▶ Exercise instructions: Each line below must be set down exactly; omit any image you find.
==*==
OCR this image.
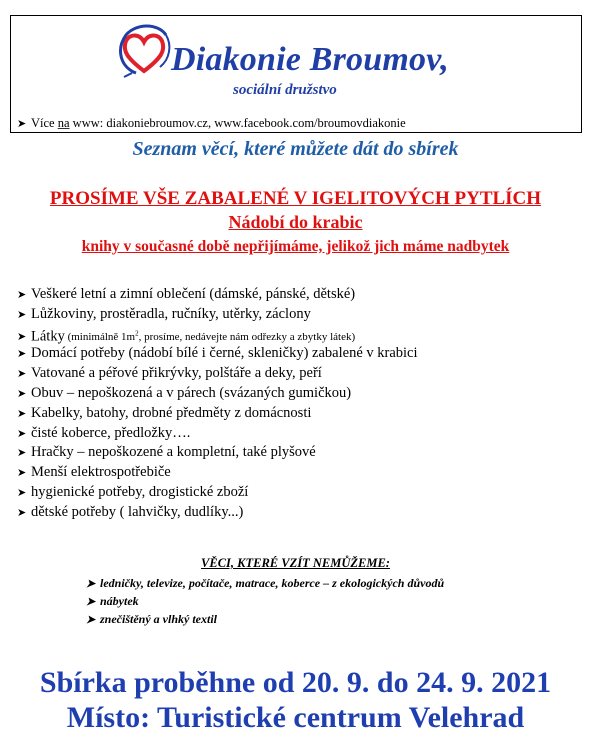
Diakonie Broumov,
sociální družstvo
➤ Více na www: diakoniebroumov.cz, www.facebook.com/broumovdiakonie
Seznam věcí, které můžete dát do sbírek
PROSÍME VŠE ZABALENÉ V IGELITOVÝCH PYTLÍCH
Nádobí do krabic
knihy v současné době nepřijímáme, jelikož jich máme nadbytek
➤ Veškeré letní a zimní oblečení (dámské, pánské, dětské)
➤ Lůžkoviny, prostěradla, ručníky, utěrky, záclony
➤ Látky (minimálně $1m^2$, prosíme, nedávejte nám odřezky a zbytky látek)
➤ Domácí potřeby (nádobí bílé i černé, skleničky) zabalené v krabici
➤ Vatované a péřové přikrývky, polštáře a deky, peří
➤ Obuv – nepoškozená a v párech (svázaných gumičkou)
➤ Kabelky, batohy, drobné předměty z domácnosti
➤ čisté koberce, předložky….
➤ Hračky – nepoškozené a kompletní, také plyšové
➤ Menší elektrospotřebiče
➤ hygienické potřeby, drogistické zboží
➤ dětské potřeby ( lahvičky, dudlíky...)
VĚCI, KTERÉ VZÍT NEMŮŽEME:
➤ ledničky, televize, počítače, matrace, koberce – z ekologických důvodů
➤ nábytek
➤ znečištěný a vlhký textil
Sbírka proběhne od 20. 9. do 24. 9. 2021
Místo: Turistické centrum Velehrad
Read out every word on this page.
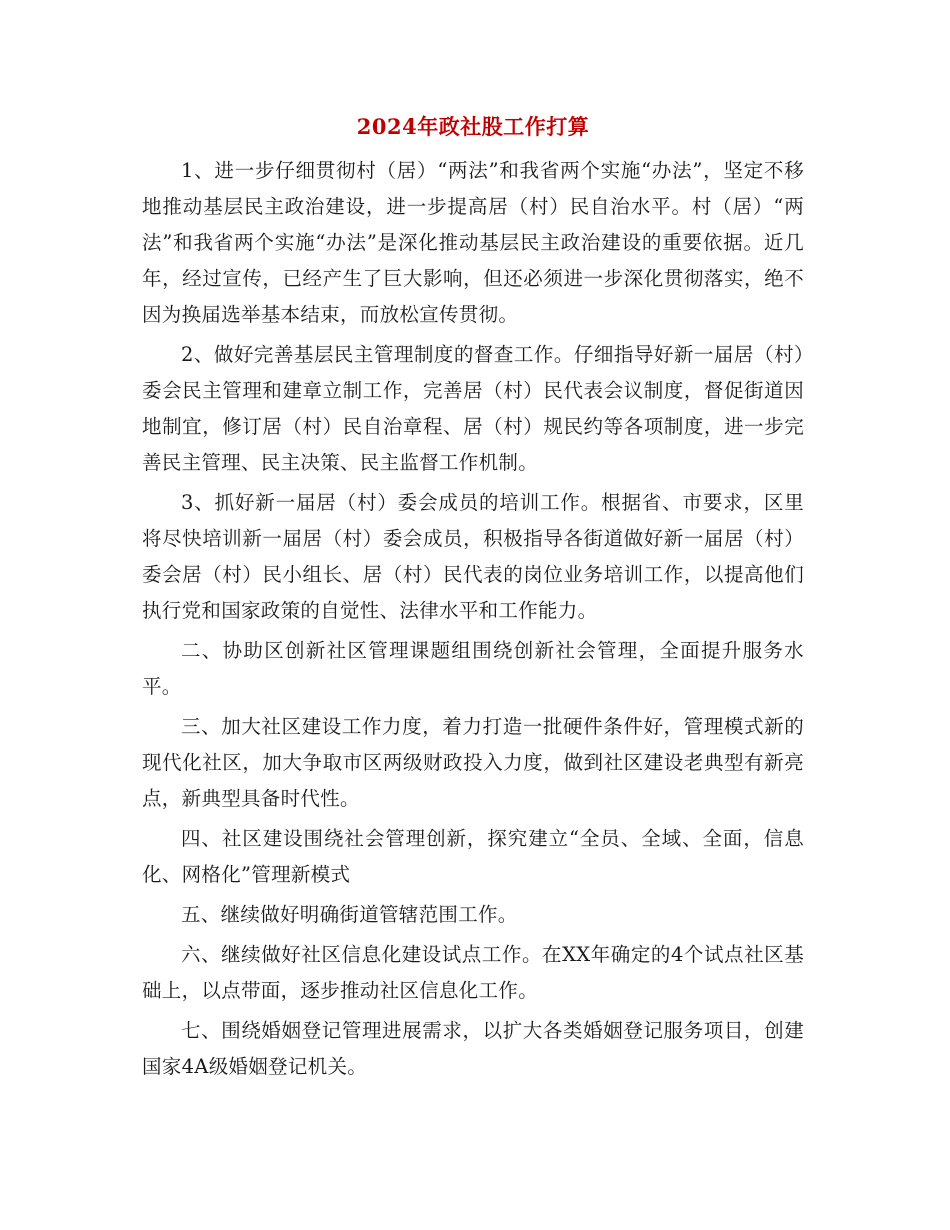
2024年政社股工作打算

1、进一步仔细贯彻村（居）“两法”和我省两个实施“办法”，坚定不移地推动基层民主政治建设，进一步提高居（村）民自治水平。村（居）“两法”和我省两个实施“办法”是深化推动基层民主政治建设的重要依据。近几年，经过宣传，已经产生了巨大影响，但还必须进一步深化贯彻落实，绝不因为换届选举基本结束，而放松宣传贯彻。

2、做好完善基层民主管理制度的督查工作。仔细指导好新一届居（村）委会民主管理和建章立制工作，完善居（村）民代表会议制度，督促街道因地制宜，修订居（村）民自治章程、居（村）规民约等各项制度，进一步完善民主管理、民主决策、民主监督工作机制。

3、抓好新一届居（村）委会成员的培训工作。根据省、市要求，区里将尽快培训新一届居（村）委会成员，积极指导各街道做好新一届居（村）委会居（村）民小组长、居（村）民代表的岗位业务培训工作，以提高他们执行党和国家政策的自觉性、法律水平和工作能力。

二、协助区创新社区管理课题组围绕创新社会管理，全面提升服务水平。

三、加大社区建设工作力度，着力打造一批硬件条件好，管理模式新的现代化社区，加大争取市区两级财政投入力度，做到社区建设老典型有新亮点，新典型具备时代性。

四、社区建设围绕社会管理创新，探究建立“全员、全域、全面，信息化、网格化”管理新模式

五、继续做好明确街道管辖范围工作。

六、继续做好社区信息化建设试点工作。在XX年确定的4个试点社区基础上，以点带面，逐步推动社区信息化工作。

七、围绕婚姻登记管理进展需求，以扩大各类婚姻登记服务项目，创建国家4A级婚姻登记机关。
==*==
▶ Answer to this task:
OCR this image.
Diakonie Broumov,
sociální družstvo
➤ Více na www: diakoniebroumov.cz, www.facebook.com/broumovdiakonie
Seznam věcí, které můžete dát do sbírek
PROSÍME VŠE ZABALENÉ V IGELITOVÝCH PYTLÍCH
Nádobí do krabic
knihy v současné době nepřijímáme, jelikož jich máme nadbytek
➤ Veškeré letní a zimní oblečení (dámské, pánské, dětské)
➤ Lůžkoviny, prostěradla, ručníky, utěrky, záclony
➤ Látky (minimálně $1m^2$, prosíme, nedávejte nám odřezky a zbytky látek)
➤ Domácí potřeby (nádobí bílé i černé, skleničky) zabalené v krabici
➤ Vatované a péřové přikrývky, polštáře a deky, peří
➤ Obuv – nepoškozená a v párech (svázaných gumičkou)
➤ Kabelky, batohy, drobné předměty z domácnosti
➤ čisté koberce, předložky….
➤ Hračky – nepoškozené a kompletní, také plyšové
➤ Menší elektrospotřebiče
➤ hygienické potřeby, drogistické zboží
➤ dětské potřeby ( lahvičky, dudlíky...)
VĚCI, KTERÉ VZÍT NEMŮŽEME:
➤ ledničky, televize, počítače, matrace, koberce – z ekologických důvodů
➤ nábytek
➤ znečištěný a vlhký textil
Sbírka proběhne od 20. 9. do 24. 9. 2021
Místo: Turistické centrum Velehrad
Read out every word on this page.
2024年政社股工作打算

1、进一步仔细贯彻村（居）“两法”和我省两个实施“办法”，坚定不移地推动基层民主政治建设，进一步提高居（村）民自治水平。村（居）“两法”和我省两个实施“办法”是深化推动基层民主政治建设的重要依据。近几年，经过宣传，已经产生了巨大影响，但还必须进一步深化贯彻落实，绝不因为换届选举基本结束，而放松宣传贯彻。

2、做好完善基层民主管理制度的督查工作。仔细指导好新一届居（村）委会民主管理和建章立制工作，完善居（村）民代表会议制度，督促街道因地制宜，修订居（村）民自治章程、居（村）规民约等各项制度，进一步完善民主管理、民主决策、民主监督工作机制。

3、抓好新一届居（村）委会成员的培训工作。根据省、市要求，区里将尽快培训新一届居（村）委会成员，积极指导各街道做好新一届居（村）委会居（村）民小组长、居（村）民代表的岗位业务培训工作，以提高他们执行党和国家政策的自觉性、法律水平和工作能力。

二、协助区创新社区管理课题组围绕创新社会管理，全面提升服务水平。

三、加大社区建设工作力度，着力打造一批硬件条件好，管理模式新的现代化社区，加大争取市区两级财政投入力度，做到社区建设老典型有新亮点，新典型具备时代性。

四、社区建设围绕社会管理创新，探究建立“全员、全域、全面，信息化、网格化”管理新模式

五、继续做好明确街道管辖范围工作。

六、继续做好社区信息化建设试点工作。在XX年确定的4个试点社区基础上，以点带面，逐步推动社区信息化工作。

七、围绕婚姻登记管理进展需求，以扩大各类婚姻登记服务项目，创建国家4A级婚姻登记机关。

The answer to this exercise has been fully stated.